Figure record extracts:
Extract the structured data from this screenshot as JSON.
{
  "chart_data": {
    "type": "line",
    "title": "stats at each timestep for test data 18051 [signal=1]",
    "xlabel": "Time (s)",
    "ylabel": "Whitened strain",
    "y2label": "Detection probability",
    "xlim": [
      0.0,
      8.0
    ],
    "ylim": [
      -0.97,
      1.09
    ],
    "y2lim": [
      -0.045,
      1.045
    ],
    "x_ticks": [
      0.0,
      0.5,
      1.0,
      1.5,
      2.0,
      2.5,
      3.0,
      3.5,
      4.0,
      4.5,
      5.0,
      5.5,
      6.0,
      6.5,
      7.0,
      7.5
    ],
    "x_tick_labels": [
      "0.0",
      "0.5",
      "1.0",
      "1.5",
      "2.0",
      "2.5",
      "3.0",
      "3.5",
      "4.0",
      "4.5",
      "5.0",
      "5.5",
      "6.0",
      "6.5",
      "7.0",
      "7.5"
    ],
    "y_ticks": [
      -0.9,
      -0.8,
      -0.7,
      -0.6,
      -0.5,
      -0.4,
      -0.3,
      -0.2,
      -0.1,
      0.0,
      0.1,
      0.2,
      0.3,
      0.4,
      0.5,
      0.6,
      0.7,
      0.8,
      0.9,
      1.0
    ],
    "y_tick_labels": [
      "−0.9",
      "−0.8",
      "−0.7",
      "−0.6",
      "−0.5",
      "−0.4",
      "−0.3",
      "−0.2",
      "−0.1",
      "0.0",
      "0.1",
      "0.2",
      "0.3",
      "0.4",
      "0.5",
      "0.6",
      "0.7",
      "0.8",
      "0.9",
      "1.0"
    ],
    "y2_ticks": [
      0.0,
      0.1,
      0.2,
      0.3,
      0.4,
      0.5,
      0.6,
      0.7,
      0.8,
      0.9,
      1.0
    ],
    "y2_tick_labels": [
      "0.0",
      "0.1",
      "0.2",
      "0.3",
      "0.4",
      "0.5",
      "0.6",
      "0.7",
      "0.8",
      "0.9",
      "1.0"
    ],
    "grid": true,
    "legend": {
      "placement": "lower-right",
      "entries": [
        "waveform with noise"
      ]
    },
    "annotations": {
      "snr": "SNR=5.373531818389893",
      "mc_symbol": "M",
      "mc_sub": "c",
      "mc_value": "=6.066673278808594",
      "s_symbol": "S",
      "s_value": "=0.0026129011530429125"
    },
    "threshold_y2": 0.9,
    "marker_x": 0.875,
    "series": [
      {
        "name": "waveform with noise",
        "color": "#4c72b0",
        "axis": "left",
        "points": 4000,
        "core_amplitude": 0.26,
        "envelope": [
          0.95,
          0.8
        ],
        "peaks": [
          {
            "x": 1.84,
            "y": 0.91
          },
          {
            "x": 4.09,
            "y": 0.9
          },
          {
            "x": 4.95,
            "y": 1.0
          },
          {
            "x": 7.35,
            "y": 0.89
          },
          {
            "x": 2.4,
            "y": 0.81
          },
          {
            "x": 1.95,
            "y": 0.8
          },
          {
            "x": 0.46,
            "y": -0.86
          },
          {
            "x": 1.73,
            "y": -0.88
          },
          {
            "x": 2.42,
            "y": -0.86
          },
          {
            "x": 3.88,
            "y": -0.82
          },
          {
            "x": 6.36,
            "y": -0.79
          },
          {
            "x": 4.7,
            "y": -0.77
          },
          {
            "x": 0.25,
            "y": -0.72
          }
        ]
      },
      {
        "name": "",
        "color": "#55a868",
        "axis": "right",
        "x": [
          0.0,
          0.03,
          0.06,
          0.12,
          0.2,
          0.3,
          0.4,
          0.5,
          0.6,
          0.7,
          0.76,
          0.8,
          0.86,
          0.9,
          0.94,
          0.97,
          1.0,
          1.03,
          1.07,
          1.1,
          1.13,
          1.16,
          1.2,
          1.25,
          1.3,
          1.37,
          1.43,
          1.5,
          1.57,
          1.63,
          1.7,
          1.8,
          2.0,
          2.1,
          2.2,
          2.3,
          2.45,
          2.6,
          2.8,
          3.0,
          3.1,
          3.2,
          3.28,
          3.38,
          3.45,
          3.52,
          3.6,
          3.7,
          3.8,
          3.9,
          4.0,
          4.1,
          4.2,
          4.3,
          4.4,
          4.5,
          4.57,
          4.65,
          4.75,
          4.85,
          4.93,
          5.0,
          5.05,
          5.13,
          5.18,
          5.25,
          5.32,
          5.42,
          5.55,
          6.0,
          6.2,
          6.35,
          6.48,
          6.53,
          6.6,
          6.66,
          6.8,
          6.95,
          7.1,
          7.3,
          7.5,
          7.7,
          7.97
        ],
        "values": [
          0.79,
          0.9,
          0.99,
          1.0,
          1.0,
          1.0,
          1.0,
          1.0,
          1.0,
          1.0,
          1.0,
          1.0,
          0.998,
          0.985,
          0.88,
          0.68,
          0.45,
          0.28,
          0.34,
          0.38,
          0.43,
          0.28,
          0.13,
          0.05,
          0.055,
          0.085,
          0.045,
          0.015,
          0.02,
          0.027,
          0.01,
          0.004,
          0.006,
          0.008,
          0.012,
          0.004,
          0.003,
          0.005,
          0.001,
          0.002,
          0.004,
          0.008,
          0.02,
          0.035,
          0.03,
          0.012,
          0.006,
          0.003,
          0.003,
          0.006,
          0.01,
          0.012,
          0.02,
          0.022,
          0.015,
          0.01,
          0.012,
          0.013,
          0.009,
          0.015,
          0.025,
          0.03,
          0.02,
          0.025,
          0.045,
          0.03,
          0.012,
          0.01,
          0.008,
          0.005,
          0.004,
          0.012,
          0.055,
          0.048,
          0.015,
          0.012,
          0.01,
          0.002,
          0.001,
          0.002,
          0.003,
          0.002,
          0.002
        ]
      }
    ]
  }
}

_WHAT THE EXERCISE ASKS_
Search the data for the string "waveform". List each line that has it.

_TASK ANSWER_
        "waveform with noise"
        "name": "waveform with noise",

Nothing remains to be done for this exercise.